┌─ Document section

Every day I seem to hear about another toddler drowning accident and it freaks me out because my kids are both in that precarious age bracket between wanting to be in the water and not knowing how to swim.
The most recent tragedy that popped up in my Google Alerts involved a 19month old boy not five miles from my home. For some reason, the proximity makes the danger all the more real to me.
This tot was asleep for the night (or so it seemed) and in the care of his 15 year old cousin, while his mother ran out for a quick errand. For some reason the 15 year old thought it would be fine to leave the house and go fishing, since the mother would be right back.
The little boy busted down the baby gate, went outside, and climbed up the steps to the above ground pool. The mother found the toddler unconscious in the pool a short while later. He was brought to the hospital, but it was already too late.
I bought my kids a $24 kiddie pool this weekend. It's the kind with the PVC sides and the plastic liner that you roll out and fill up. It's a pain to drain, and I hate wasting water, but I told my husband yesterday that we HAVE to empty it each night bar nothing. Even though we only fill it a few inches, I have nightmares of one of the neighbor kids coming over when we're not there and drowning.

└─
┌─ Information supplied

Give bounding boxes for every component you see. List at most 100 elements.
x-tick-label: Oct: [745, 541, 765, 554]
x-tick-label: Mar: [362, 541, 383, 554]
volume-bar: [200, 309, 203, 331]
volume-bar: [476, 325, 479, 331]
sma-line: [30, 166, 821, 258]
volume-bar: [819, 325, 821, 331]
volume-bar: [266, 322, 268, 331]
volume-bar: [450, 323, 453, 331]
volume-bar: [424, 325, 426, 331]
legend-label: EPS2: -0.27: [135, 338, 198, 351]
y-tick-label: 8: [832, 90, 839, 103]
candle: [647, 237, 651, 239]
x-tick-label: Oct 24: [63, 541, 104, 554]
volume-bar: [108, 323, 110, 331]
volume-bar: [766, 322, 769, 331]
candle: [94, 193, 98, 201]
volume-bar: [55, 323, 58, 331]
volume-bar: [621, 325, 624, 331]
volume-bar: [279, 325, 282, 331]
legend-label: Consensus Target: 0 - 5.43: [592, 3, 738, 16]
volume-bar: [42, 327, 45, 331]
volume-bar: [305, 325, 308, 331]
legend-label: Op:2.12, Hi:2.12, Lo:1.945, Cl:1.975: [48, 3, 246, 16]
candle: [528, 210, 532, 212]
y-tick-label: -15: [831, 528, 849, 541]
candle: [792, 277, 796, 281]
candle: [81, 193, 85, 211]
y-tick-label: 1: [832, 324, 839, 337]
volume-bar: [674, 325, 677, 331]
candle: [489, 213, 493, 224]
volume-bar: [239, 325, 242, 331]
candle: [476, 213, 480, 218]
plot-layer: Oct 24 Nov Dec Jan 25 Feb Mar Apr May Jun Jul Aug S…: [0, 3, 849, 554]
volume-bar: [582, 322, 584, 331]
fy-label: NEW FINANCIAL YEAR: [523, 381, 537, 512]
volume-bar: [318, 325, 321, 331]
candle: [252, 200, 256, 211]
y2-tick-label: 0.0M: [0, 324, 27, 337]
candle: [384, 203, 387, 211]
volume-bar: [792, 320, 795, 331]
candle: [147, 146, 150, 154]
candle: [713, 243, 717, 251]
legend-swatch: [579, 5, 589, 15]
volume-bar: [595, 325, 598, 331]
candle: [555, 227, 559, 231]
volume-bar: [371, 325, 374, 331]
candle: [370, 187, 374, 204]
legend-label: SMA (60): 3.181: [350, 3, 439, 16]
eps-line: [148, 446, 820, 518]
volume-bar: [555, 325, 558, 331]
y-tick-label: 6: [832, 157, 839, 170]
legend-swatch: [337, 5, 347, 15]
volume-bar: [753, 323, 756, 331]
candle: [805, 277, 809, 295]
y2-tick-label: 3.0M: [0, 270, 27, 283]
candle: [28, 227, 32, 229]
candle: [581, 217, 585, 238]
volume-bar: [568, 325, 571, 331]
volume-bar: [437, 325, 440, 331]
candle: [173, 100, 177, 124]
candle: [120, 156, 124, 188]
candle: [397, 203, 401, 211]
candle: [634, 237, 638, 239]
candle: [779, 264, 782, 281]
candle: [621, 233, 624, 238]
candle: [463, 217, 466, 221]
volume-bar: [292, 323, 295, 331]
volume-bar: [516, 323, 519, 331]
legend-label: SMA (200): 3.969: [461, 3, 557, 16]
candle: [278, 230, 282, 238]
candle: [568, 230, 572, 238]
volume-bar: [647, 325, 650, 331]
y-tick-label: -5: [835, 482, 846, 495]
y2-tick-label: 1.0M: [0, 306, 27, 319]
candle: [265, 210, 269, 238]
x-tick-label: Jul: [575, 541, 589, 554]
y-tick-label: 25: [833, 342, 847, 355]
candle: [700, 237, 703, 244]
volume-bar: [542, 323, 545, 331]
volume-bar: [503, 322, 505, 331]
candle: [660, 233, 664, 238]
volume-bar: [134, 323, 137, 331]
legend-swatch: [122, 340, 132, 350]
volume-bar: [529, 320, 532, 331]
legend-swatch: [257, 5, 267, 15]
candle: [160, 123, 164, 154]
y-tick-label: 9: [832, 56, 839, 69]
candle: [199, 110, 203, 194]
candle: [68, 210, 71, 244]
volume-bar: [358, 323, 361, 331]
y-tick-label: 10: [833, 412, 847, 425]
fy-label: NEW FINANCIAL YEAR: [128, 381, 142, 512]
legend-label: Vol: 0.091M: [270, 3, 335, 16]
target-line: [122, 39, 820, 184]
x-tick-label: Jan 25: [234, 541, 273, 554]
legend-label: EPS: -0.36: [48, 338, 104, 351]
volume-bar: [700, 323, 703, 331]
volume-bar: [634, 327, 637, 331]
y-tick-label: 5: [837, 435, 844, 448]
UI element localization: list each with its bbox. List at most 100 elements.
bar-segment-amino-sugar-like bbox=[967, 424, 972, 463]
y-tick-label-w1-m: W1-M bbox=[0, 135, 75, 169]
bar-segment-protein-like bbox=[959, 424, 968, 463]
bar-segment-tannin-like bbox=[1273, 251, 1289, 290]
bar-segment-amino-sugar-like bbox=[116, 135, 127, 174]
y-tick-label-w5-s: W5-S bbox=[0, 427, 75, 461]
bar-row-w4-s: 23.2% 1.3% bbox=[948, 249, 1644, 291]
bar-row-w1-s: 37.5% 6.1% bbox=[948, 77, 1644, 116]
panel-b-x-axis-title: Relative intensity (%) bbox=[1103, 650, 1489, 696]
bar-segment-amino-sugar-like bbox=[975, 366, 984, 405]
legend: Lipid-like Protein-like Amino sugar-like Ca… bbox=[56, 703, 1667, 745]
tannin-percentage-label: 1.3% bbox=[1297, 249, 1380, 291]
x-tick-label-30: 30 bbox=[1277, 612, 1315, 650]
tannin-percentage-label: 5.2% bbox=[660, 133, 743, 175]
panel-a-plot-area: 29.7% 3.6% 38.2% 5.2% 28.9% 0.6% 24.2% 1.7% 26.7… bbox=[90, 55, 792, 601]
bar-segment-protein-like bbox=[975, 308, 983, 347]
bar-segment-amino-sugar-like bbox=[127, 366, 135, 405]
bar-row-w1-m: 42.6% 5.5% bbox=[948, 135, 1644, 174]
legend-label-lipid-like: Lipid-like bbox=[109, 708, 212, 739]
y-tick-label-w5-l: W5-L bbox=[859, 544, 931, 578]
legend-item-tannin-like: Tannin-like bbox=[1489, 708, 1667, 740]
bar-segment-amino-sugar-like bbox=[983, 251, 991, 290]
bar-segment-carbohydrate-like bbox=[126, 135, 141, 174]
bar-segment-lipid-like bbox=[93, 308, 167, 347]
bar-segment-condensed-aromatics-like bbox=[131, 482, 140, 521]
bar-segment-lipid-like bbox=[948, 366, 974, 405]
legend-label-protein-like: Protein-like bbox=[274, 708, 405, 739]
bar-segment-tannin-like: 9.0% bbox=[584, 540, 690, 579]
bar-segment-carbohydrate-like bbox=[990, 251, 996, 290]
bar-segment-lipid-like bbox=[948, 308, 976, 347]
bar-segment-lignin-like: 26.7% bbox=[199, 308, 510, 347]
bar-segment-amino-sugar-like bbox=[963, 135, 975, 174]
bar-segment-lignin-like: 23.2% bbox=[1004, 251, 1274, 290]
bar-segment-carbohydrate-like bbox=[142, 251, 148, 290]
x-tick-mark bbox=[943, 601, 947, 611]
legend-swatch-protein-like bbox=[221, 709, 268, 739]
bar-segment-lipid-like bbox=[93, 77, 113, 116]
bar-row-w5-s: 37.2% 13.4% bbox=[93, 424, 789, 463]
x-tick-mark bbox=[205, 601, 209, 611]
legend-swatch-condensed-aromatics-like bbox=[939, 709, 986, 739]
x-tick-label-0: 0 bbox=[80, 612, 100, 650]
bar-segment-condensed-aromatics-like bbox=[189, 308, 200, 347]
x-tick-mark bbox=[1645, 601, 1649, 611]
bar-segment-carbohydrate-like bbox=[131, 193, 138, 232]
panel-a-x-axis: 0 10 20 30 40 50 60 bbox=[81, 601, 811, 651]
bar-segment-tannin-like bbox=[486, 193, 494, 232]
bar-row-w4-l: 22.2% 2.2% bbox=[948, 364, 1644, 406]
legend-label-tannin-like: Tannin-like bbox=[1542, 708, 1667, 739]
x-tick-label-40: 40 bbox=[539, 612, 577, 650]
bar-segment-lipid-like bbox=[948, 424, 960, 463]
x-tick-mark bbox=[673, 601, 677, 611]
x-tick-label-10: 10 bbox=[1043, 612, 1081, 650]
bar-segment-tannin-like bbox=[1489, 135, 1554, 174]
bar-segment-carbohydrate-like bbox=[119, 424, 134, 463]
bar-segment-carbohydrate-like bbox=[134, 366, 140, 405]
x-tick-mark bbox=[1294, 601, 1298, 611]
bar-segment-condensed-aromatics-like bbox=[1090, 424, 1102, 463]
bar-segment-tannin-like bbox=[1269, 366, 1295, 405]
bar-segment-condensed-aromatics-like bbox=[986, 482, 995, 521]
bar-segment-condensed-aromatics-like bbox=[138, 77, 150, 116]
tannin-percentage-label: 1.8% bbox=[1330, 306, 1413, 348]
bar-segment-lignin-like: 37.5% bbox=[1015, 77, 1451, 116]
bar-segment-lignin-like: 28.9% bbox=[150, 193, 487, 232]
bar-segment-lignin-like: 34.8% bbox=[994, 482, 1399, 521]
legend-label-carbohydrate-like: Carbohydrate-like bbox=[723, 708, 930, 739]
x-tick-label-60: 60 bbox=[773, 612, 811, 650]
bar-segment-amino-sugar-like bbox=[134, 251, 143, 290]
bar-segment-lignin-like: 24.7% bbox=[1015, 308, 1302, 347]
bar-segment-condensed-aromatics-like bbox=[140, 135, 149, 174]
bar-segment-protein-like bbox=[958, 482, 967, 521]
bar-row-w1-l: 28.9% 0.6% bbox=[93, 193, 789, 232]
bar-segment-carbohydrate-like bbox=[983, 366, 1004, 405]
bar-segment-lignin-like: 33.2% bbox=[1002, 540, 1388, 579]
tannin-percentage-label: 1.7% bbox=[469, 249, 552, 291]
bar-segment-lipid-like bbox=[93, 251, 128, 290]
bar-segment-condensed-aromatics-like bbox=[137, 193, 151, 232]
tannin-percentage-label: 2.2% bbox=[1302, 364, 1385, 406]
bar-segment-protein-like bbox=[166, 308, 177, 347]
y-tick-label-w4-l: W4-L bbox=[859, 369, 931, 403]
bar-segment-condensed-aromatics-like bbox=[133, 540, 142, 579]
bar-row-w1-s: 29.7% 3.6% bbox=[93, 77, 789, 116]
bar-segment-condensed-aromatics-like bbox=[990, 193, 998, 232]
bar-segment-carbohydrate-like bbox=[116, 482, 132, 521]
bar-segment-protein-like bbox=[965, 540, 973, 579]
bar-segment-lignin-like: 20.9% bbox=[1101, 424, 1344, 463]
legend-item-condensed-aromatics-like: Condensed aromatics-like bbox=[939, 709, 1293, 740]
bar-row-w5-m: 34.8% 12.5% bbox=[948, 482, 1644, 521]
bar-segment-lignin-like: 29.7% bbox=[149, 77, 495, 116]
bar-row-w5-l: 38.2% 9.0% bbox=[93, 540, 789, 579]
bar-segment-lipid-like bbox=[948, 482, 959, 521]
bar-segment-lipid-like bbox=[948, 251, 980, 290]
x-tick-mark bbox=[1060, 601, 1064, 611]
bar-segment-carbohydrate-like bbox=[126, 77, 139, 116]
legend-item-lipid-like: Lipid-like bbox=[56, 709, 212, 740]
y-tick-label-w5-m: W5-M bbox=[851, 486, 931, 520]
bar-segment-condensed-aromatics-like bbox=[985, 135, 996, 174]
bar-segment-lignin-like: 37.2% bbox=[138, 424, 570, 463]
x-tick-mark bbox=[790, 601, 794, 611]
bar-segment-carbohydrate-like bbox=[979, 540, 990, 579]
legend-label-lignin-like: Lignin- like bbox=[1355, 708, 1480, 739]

└─

- What this task involves -
Copy out the entire post about toddler drowning word for word. None of the items above are needed here.

- Reply -
Every day I seem to hear about another toddler drowning accident and it freaks me out because my kids are both in that precarious age bracket between wanting to be in the water and not knowing how to swim.
The most recent tragedy that popped up in my Google Alerts involved a 19month old boy not five miles from my home. For some reason, the proximity makes the danger all the more real to me.
This tot was asleep for the night (or so it seemed) and in the care of his 15 year old cousin, while his mother ran out for a quick errand. For some reason the 15 year old thought it would be fine to leave the house and go fishing, since the mother would be right back.
The little boy busted down the baby gate, went outside, and climbed up the steps to the above ground pool. The mother found the toddler unconscious in the pool a short while later. He was brought to the hospital, but it was already too late.
I bought my kids a $24 kiddie pool this weekend. It's the kind with the PVC sides and the plastic liner that you roll out and fill up. It's a pain to drain, and I hate wasting water, but I told my husband yesterday that we HAVE to empty it each night bar nothing. Even though we only fill it a few inches, I have nightmares of one of the neighbor kids coming over when we're not there and drowning.